Goal of the exercise:
Copy the records below verbatim, starting at the first line of the records and ending with the line that contains "select-placeholder-3: Select... [29, 736, 80, 752]", including that line.
%%
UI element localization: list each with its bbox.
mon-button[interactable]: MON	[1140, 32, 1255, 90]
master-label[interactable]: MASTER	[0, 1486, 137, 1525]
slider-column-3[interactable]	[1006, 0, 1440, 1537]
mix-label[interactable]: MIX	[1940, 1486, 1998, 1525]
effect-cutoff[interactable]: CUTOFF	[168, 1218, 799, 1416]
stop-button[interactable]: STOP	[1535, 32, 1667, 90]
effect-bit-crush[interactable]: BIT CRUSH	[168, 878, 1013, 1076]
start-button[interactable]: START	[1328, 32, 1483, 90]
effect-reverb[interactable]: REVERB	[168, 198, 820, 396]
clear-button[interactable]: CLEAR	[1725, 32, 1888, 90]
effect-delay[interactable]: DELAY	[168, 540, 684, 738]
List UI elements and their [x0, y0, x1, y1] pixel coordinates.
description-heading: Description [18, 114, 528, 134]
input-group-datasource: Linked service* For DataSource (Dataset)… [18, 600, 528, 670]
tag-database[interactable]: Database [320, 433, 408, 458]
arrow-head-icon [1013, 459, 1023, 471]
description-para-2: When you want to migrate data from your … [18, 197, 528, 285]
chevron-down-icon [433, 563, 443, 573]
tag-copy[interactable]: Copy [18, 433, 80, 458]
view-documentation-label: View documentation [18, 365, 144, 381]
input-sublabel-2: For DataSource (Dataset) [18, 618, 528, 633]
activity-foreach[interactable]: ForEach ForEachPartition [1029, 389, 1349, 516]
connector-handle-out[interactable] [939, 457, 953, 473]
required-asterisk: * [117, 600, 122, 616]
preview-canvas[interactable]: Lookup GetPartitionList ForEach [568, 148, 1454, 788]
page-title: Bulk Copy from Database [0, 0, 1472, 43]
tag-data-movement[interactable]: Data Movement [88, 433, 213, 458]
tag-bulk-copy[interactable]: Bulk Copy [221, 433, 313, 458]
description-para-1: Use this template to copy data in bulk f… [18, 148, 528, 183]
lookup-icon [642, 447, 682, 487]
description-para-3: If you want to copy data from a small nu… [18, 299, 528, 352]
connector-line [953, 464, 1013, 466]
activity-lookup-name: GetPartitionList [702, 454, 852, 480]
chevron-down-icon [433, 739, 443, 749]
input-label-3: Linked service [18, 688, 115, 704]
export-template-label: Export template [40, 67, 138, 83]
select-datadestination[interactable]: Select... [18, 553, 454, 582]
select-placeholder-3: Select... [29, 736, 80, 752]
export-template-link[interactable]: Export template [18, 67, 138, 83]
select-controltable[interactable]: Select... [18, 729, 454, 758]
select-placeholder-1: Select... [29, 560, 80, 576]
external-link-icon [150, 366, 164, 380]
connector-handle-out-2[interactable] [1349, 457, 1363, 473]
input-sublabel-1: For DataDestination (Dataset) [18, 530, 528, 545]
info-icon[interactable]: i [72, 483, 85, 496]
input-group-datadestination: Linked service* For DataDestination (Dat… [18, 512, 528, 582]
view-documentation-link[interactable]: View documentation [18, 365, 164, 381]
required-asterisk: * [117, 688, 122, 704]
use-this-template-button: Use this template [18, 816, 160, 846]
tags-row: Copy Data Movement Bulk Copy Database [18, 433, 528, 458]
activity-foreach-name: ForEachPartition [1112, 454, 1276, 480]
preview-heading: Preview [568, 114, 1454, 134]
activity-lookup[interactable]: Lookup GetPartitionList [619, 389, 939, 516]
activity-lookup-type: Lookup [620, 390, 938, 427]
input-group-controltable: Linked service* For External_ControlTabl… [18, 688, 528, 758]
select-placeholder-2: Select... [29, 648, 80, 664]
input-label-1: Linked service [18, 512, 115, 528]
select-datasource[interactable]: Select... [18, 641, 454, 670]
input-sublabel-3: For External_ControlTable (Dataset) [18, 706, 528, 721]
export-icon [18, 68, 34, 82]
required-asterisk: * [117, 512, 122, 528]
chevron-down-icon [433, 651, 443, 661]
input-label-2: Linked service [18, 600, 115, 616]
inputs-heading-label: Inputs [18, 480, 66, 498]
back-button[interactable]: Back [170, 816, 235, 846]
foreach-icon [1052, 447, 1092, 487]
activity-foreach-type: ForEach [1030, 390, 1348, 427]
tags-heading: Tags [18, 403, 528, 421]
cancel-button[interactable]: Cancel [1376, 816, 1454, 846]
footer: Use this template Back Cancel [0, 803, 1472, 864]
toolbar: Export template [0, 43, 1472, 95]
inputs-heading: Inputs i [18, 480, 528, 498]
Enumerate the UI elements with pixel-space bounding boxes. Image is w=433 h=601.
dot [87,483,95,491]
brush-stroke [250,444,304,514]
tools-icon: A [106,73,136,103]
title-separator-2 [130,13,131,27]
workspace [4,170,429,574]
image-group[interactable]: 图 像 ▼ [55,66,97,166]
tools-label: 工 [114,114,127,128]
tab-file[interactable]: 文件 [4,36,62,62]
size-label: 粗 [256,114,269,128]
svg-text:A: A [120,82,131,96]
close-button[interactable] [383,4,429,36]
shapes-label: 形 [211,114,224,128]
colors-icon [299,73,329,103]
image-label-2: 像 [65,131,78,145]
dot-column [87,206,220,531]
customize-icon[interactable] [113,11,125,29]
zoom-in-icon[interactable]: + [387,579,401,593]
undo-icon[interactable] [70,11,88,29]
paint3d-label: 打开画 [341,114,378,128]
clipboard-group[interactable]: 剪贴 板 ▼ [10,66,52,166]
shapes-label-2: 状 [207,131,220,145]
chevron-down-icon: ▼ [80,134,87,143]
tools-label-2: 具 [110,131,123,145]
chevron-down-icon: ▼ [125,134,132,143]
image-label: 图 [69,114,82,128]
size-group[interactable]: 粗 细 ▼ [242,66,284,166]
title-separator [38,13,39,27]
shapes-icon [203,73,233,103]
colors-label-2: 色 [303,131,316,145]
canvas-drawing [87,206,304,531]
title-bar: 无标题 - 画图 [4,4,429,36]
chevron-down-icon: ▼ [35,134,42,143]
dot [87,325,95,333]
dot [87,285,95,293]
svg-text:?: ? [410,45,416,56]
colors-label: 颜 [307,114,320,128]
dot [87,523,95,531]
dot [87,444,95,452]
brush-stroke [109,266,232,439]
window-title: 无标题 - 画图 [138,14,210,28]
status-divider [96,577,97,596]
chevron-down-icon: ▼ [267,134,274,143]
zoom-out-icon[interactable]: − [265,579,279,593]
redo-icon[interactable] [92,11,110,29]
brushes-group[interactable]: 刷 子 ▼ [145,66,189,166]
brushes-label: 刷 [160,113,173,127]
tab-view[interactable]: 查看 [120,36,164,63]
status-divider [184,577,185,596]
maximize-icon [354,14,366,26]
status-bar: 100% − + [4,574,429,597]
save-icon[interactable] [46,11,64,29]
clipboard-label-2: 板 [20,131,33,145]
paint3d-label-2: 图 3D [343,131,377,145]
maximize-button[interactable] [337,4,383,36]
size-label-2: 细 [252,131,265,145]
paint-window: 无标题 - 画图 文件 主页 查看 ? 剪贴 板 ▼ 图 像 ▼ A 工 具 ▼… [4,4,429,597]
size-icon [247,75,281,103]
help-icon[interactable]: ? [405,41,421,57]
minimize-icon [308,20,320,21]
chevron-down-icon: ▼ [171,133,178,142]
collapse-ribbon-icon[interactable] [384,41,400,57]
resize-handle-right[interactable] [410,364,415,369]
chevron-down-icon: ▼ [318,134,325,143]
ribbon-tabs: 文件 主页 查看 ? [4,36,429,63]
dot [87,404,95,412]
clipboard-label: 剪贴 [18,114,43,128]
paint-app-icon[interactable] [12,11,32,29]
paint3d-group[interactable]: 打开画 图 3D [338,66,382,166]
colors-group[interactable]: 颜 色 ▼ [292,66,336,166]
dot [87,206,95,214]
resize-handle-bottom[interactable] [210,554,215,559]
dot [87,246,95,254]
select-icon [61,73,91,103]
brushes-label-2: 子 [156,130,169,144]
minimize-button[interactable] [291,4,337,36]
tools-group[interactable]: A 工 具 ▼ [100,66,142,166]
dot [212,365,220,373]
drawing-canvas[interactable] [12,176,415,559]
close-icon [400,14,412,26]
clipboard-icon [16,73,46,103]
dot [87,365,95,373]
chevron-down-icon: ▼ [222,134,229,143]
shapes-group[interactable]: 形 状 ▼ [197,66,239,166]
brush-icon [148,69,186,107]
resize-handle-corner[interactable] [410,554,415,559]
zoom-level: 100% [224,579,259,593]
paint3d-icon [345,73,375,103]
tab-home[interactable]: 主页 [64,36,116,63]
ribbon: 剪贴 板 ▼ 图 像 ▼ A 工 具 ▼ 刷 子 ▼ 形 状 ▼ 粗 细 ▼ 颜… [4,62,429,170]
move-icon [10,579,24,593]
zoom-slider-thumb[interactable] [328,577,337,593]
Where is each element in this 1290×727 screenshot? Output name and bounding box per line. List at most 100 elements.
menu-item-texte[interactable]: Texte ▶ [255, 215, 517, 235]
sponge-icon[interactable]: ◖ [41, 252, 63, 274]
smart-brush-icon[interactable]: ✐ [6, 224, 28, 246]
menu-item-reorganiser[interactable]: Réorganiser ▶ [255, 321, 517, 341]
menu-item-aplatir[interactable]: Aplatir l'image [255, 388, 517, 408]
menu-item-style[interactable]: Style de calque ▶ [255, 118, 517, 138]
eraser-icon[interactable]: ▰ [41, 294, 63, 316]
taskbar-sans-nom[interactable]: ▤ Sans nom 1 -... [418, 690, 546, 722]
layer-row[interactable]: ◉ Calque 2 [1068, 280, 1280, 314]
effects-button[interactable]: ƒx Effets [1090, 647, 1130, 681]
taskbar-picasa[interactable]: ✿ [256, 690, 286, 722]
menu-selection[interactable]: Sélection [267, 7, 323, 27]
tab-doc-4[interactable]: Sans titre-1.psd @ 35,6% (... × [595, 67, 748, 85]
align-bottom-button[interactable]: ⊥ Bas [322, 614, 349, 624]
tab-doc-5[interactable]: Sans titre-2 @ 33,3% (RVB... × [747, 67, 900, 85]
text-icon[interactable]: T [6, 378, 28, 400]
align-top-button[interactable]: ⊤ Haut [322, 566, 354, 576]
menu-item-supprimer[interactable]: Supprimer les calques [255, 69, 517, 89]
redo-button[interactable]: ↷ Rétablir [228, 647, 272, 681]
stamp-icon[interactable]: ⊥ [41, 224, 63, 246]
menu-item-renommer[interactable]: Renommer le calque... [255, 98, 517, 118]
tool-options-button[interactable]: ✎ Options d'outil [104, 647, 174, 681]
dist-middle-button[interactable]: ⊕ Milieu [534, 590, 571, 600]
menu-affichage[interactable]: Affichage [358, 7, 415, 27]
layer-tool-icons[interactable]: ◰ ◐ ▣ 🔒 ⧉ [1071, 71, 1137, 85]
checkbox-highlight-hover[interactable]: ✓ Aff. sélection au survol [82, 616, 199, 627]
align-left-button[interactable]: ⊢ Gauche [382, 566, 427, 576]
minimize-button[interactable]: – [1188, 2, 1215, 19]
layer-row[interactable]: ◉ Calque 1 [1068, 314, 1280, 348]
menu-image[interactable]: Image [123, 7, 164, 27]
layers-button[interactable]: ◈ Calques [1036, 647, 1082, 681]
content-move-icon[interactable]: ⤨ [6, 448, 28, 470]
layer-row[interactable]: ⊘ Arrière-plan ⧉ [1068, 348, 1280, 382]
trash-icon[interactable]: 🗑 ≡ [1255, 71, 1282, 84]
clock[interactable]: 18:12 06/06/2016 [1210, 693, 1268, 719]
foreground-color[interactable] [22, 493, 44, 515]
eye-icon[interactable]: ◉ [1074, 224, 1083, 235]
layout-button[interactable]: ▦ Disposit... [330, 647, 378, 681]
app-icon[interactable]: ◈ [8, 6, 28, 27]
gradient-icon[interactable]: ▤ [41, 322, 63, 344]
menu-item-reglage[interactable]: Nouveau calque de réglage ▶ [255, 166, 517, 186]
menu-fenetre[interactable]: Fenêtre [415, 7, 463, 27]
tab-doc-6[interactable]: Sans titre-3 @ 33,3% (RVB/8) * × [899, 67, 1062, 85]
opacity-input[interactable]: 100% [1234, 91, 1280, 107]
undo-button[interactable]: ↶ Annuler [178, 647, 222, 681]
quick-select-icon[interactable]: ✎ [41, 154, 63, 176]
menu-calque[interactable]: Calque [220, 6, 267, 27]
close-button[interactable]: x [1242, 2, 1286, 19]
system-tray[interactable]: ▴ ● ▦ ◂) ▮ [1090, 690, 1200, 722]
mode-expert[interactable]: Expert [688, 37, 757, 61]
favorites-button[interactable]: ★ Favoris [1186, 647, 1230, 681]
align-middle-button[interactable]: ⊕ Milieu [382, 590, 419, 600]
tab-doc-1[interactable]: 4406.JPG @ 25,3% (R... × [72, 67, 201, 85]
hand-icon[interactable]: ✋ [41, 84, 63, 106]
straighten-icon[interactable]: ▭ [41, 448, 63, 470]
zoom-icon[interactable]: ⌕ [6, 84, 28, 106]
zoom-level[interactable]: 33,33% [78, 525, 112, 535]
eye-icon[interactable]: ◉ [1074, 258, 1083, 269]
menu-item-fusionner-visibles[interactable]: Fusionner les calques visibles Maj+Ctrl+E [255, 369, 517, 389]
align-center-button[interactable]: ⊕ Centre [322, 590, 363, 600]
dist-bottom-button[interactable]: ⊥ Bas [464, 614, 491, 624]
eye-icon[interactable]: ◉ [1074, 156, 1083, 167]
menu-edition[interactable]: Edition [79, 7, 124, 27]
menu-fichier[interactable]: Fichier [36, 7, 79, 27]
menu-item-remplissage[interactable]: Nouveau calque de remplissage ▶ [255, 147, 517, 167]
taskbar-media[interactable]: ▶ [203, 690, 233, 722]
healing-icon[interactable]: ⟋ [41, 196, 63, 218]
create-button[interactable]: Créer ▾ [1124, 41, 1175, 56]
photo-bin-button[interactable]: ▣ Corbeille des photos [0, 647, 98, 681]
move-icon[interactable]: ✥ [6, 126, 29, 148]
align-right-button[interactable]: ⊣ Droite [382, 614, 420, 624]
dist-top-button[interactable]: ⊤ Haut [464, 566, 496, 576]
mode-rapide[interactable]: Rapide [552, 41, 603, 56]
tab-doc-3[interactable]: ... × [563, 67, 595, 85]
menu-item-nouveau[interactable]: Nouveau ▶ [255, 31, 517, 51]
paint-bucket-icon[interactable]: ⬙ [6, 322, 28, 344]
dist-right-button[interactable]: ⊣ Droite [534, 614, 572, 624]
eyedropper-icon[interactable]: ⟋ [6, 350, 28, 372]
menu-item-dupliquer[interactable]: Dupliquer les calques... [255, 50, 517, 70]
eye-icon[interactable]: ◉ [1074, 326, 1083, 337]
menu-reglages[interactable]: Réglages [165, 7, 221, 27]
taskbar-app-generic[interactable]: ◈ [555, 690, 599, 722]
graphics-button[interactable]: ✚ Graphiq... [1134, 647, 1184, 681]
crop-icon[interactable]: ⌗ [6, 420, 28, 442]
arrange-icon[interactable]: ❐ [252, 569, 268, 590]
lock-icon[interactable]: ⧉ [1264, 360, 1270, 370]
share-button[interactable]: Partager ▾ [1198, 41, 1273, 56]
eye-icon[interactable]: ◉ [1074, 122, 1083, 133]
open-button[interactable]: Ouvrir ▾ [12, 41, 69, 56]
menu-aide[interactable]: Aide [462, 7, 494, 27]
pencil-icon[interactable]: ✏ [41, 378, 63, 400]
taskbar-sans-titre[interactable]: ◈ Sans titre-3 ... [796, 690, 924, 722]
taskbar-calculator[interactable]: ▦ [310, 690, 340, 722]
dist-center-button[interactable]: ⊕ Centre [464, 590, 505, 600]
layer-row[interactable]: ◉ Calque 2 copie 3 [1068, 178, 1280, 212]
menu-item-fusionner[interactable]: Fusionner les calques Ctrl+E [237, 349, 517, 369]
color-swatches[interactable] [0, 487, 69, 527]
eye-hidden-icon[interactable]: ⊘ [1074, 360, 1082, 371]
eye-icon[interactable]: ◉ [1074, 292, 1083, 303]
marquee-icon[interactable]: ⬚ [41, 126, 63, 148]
%%
Output:
UI element localization: list each with its bbox.
mon-button[interactable]: MON	[1140, 32, 1255, 90]
master-label[interactable]: MASTER	[0, 1486, 137, 1525]
slider-column-3[interactable]	[1006, 0, 1440, 1537]
mix-label[interactable]: MIX	[1940, 1486, 1998, 1525]
effect-cutoff[interactable]: CUTOFF	[168, 1218, 799, 1416]
stop-button[interactable]: STOP	[1535, 32, 1667, 90]
effect-bit-crush[interactable]: BIT CRUSH	[168, 878, 1013, 1076]
start-button[interactable]: START	[1328, 32, 1483, 90]
effect-reverb[interactable]: REVERB	[168, 198, 820, 396]
clear-button[interactable]: CLEAR	[1725, 32, 1888, 90]
effect-delay[interactable]: DELAY	[168, 540, 684, 738]
List UI elements and their [x0, y0, x1, y1] pixel coordinates.
description-heading: Description [18, 114, 528, 134]
input-group-datasource: Linked service* For DataSource (Dataset)… [18, 600, 528, 670]
tag-database[interactable]: Database [320, 433, 408, 458]
arrow-head-icon [1013, 459, 1023, 471]
description-para-2: When you want to migrate data from your … [18, 197, 528, 285]
chevron-down-icon [433, 563, 443, 573]
tag-copy[interactable]: Copy [18, 433, 80, 458]
view-documentation-label: View documentation [18, 365, 144, 381]
input-sublabel-2: For DataSource (Dataset) [18, 618, 528, 633]
activity-foreach[interactable]: ForEach ForEachPartition [1029, 389, 1349, 516]
connector-handle-out[interactable] [939, 457, 953, 473]
required-asterisk: * [117, 600, 122, 616]
preview-canvas[interactable]: Lookup GetPartitionList ForEach [568, 148, 1454, 788]
page-title: Bulk Copy from Database [0, 0, 1472, 43]
tag-data-movement[interactable]: Data Movement [88, 433, 213, 458]
tag-bulk-copy[interactable]: Bulk Copy [221, 433, 313, 458]
description-para-1: Use this template to copy data in bulk f… [18, 148, 528, 183]
lookup-icon [642, 447, 682, 487]
description-para-3: If you want to copy data from a small nu… [18, 299, 528, 352]
connector-line [953, 464, 1013, 466]
activity-lookup-name: GetPartitionList [702, 454, 852, 480]
chevron-down-icon [433, 739, 443, 749]
input-label-3: Linked service [18, 688, 115, 704]
export-template-label: Export template [40, 67, 138, 83]
select-datadestination[interactable]: Select... [18, 553, 454, 582]
select-placeholder-3: Select... [29, 736, 80, 752]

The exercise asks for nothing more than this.